TEXTE FOURNI |
···
Les points sont par la suite transformés en une somme d'argent que le retraité recevra chaque mois. Le passage des points à une pension se fait via un coefficient de conversion qui peut prendre en compte plusieurs facteurs tels que le nombre d'années cotisées ou encore l'espérance de vie moyenne du pays. Lorsqu'un salarié part à la retraite, sa pension correspond donc au nombre de points acquis durant sa vie active multiplié par la valeur du point en vigueur à la date du départ à la retraite.

Le régime général français et les régimes complémentaires (Agirc et Arrco) fonctionnent de cette façon. Le système de retraite français actuel est un régime de retraite par répartition.

Quel âge de départ dans le cadre de la réforme des retraites ? Qu'est-ce que l'âge pivot ?

Dans le cadre de la réforme des retraites initiale portée par Emmanuel Macron, l'âge de départ légal à la retraite devait rester fixé à 62 ans. Toutefois, en vue d'inciter les Français à travailler plus longtemps, une référence à la retraite à taux plein, l'exécutif voulait mettre en place un âge pivot, fixé à 64 ans, avec un mécanisme de décote ou à l'inverse, de surcote de la pension de retraite. Le mécanisme de bonus-malus pourrait faire varier la pension de retraite d'environ 5% par an à la baisse ou à la hausse pour chaque année travaillée en moins ou en plus.

À noter que l'âge pivot devait évoluer en fonction de l'espérance de vie de la génération à laquelle l'assuré est attaché. Il aurait été amené à être révisé afin de tenir compte des contraintes financières du régime. Avant la crise sanitaire, l'exécutif se disait prêt à retirer cette mesure de son projet de loi sur la réforme des retraites à condition que les syndicats et le patronat s'entendent d'ici la fin avril 2020 sur un autre moyen de maintenir l'équilibre financier du nouveau système.

Où en est la réforme des retraites ?
···
CONSIGNES |
1. D'après le texte sur la réforme des retraites, à quel âge l'exécutif voulait-il fixer l'âge pivot ?
2. Recopiez, s'il vous plaît, le passage du texte sur la réforme des retraites qui va de « À noter que » jusqu'à « du nouveau système. ».

DONNÉES ÉTUDIÉES |
···
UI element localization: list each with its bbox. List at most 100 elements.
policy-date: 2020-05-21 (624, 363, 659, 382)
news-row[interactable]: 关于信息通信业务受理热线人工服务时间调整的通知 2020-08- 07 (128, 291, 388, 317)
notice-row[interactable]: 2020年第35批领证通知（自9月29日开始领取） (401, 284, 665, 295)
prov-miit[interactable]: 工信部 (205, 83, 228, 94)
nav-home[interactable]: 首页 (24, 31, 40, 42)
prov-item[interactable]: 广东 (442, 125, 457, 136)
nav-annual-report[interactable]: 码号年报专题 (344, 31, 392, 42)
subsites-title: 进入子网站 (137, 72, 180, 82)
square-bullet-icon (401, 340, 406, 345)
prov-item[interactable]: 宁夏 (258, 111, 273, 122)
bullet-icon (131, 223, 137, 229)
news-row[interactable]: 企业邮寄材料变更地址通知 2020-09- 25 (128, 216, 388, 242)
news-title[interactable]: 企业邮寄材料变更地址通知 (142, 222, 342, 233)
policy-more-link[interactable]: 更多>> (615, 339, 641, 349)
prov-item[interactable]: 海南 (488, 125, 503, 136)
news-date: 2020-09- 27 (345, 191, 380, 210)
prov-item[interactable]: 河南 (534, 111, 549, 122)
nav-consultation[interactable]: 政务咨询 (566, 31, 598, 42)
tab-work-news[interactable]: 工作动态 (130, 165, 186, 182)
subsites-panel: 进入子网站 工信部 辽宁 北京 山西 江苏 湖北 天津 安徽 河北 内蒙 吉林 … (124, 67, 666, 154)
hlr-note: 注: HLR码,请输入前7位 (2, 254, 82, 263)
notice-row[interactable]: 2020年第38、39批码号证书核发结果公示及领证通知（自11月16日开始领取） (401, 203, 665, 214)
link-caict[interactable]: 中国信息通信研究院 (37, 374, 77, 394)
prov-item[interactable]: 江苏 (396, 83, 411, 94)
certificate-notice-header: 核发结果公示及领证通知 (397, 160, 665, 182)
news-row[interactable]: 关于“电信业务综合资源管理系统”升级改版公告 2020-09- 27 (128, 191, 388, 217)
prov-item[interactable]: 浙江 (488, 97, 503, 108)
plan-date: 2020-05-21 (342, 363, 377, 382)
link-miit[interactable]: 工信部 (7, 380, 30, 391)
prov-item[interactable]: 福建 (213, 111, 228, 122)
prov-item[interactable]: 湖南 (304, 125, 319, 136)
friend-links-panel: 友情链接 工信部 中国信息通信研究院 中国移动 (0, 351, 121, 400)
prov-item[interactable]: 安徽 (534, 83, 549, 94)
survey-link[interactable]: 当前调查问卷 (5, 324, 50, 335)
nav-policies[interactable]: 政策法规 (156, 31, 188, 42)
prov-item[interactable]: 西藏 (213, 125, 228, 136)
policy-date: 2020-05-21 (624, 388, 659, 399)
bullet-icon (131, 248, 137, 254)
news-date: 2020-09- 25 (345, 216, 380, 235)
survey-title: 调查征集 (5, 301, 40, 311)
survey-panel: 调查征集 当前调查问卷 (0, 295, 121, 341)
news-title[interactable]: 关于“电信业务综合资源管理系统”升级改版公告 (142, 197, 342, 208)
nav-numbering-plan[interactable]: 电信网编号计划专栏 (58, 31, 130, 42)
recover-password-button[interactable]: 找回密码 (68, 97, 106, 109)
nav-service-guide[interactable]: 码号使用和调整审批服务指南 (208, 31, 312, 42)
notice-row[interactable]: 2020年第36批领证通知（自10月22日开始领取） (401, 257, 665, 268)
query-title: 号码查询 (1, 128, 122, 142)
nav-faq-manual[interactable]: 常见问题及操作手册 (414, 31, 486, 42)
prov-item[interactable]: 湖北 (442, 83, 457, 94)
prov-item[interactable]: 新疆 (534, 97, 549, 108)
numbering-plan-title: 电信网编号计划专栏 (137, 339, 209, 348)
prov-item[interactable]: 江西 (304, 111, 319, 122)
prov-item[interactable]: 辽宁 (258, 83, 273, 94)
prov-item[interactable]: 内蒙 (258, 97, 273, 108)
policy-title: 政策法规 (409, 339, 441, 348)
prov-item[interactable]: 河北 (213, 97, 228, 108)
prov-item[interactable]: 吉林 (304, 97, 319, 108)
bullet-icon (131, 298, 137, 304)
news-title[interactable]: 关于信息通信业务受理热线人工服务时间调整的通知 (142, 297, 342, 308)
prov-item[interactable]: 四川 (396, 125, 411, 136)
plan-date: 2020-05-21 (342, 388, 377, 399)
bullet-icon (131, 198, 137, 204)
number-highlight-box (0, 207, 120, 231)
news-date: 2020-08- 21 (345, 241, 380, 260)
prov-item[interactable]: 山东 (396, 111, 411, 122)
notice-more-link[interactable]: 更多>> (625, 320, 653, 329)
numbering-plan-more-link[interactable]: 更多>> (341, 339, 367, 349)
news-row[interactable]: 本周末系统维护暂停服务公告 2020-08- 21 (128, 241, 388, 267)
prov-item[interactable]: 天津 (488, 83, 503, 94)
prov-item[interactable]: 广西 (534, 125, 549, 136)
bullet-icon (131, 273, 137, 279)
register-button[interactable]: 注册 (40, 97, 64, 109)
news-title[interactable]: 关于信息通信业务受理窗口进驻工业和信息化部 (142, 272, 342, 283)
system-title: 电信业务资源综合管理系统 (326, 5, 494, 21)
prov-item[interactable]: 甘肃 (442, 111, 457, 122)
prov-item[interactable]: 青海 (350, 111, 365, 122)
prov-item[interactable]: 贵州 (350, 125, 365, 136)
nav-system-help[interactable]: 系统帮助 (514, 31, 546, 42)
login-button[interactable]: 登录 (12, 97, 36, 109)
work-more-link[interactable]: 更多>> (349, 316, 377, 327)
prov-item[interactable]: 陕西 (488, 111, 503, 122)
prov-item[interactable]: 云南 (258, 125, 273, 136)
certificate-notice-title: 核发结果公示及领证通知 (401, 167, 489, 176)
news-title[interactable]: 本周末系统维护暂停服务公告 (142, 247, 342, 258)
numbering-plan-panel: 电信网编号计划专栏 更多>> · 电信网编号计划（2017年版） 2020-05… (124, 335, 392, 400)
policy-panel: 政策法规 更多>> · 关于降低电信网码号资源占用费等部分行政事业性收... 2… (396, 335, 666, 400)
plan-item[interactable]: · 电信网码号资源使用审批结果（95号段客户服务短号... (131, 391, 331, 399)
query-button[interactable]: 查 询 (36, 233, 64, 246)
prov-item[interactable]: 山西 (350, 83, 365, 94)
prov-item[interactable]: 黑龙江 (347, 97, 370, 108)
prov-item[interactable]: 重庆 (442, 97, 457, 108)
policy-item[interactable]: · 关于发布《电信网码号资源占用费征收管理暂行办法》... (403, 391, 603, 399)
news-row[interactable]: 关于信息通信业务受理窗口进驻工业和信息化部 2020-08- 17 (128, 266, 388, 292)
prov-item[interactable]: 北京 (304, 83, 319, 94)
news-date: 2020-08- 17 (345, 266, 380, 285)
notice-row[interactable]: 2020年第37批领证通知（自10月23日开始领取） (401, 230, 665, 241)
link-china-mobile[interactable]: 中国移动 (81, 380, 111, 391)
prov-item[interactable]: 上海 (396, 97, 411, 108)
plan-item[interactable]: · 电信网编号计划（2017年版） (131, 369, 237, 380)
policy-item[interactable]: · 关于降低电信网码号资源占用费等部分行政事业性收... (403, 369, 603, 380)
···
RÉPONSES |
1. À 64 ans.

2.
À noter que l'âge pivot devait évoluer en fonction de l'espérance de vie de la génération à laquelle l'assuré est attaché. Il aurait été amené à être révisé afin de tenir compte des contraintes financières du régime. Avant la crise sanitaire, l'exécutif se disait prêt à retirer cette mesure de son projet de loi sur la réforme des retraites à condition que les syndicats et le patronat s'entendent d'ici la fin avril 2020 sur un autre moyen de maintenir l'équilibre financier du nouveau système.